- [To do] Return the listing below verbatim. Pictures do not belong in the copy.

====== Records shown

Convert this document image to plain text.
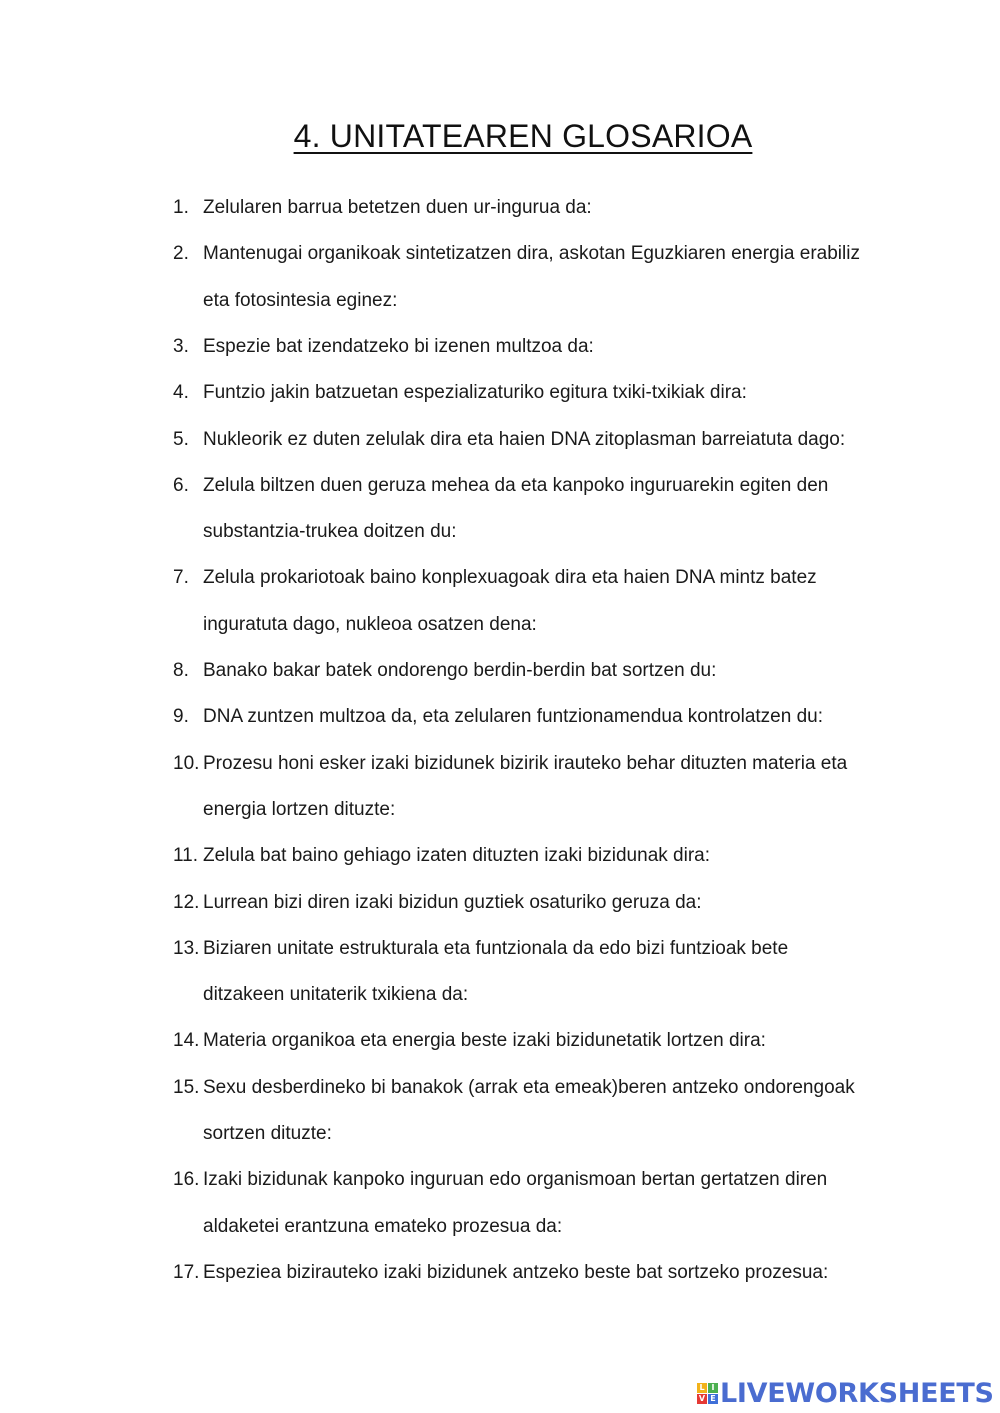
4. UNITATEAREN GLOSARIOA
1. Zelularen barrua betetzen duen ur-ingurua da:
2. Mantenugai organikoak sintetizatzen dira, askotan Eguzkiaren energia erabiliz
eta fotosintesia eginez:
3. Espezie bat izendatzeko bi izenen multzoa da:
4. Funtzio jakin batzuetan espezializaturiko egitura txiki-txikiak dira:
5. Nukleorik ez duten zelulak dira eta haien DNA zitoplasman barreiatuta dago:
6. Zelula biltzen duen geruza mehea da eta kanpoko inguruarekin egiten den
substantzia-trukea doitzen du:
7. Zelula prokariotoak baino konplexuagoak dira eta haien DNA mintz batez
inguratuta dago, nukleoa osatzen dena:
8. Banako bakar batek ondorengo berdin-berdin bat sortzen du:
9. DNA zuntzen multzoa da, eta zelularen funtzionamendua kontrolatzen du:
10. Prozesu honi esker izaki bizidunek bizirik irauteko behar dituzten materia eta
energia lortzen dituzte:
11. Zelula bat baino gehiago izaten dituzten izaki bizidunak dira:
12. Lurrean bizi diren izaki bizidun guztiek osaturiko geruza da:
13. Biziaren unitate estrukturala eta funtzionala da edo bizi funtzioak bete
ditzakeen unitaterik txikiena da:
14. Materia organikoa eta energia beste izaki bizidunetatik lortzen dira:
15. Sexu desberdineko bi banakok (arrak eta emeak)beren antzeko ondorengoak
sortzen dituzte:
16. Izaki bizidunak kanpoko inguruan edo organismoan bertan gertatzen diren
aldaketei erantzuna emateko prozesua da:
17. Espeziea bizirauteko izaki bizidunek antzeko beste bat sortzeko prozesua:
L I
V E LIVEWORKSHEETS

============

- [Solution]
Convert this document image to plain text.
4. UNITATEAREN GLOSARIOA
1. Zelularen barrua betetzen duen ur-ingurua da:
2. Mantenugai organikoak sintetizatzen dira, askotan Eguzkiaren energia erabiliz
eta fotosintesia eginez:
3. Espezie bat izendatzeko bi izenen multzoa da:
4. Funtzio jakin batzuetan espezializaturiko egitura txiki-txikiak dira:
5. Nukleorik ez duten zelulak dira eta haien DNA zitoplasman barreiatuta dago:
6. Zelula biltzen duen geruza mehea da eta kanpoko inguruarekin egiten den
substantzia-trukea doitzen du:
7. Zelula prokariotoak baino konplexuagoak dira eta haien DNA mintz batez
inguratuta dago, nukleoa osatzen dena:
8. Banako bakar batek ondorengo berdin-berdin bat sortzen du:
9. DNA zuntzen multzoa da, eta zelularen funtzionamendua kontrolatzen du:
10. Prozesu honi esker izaki bizidunek bizirik irauteko behar dituzten materia eta
energia lortzen dituzte:
11. Zelula bat baino gehiago izaten dituzten izaki bizidunak dira:
12. Lurrean bizi diren izaki bizidun guztiek osaturiko geruza da:
13. Biziaren unitate estrukturala eta funtzionala da edo bizi funtzioak bete
ditzakeen unitaterik txikiena da:
14. Materia organikoa eta energia beste izaki bizidunetatik lortzen dira:
15. Sexu desberdineko bi banakok (arrak eta emeak)beren antzeko ondorengoak
sortzen dituzte:
16. Izaki bizidunak kanpoko inguruan edo organismoan bertan gertatzen diren
aldaketei erantzuna emateko prozesua da:
17. Espeziea bizirauteko izaki bizidunek antzeko beste bat sortzeko prozesua:
L I
V E LIVEWORKSHEETS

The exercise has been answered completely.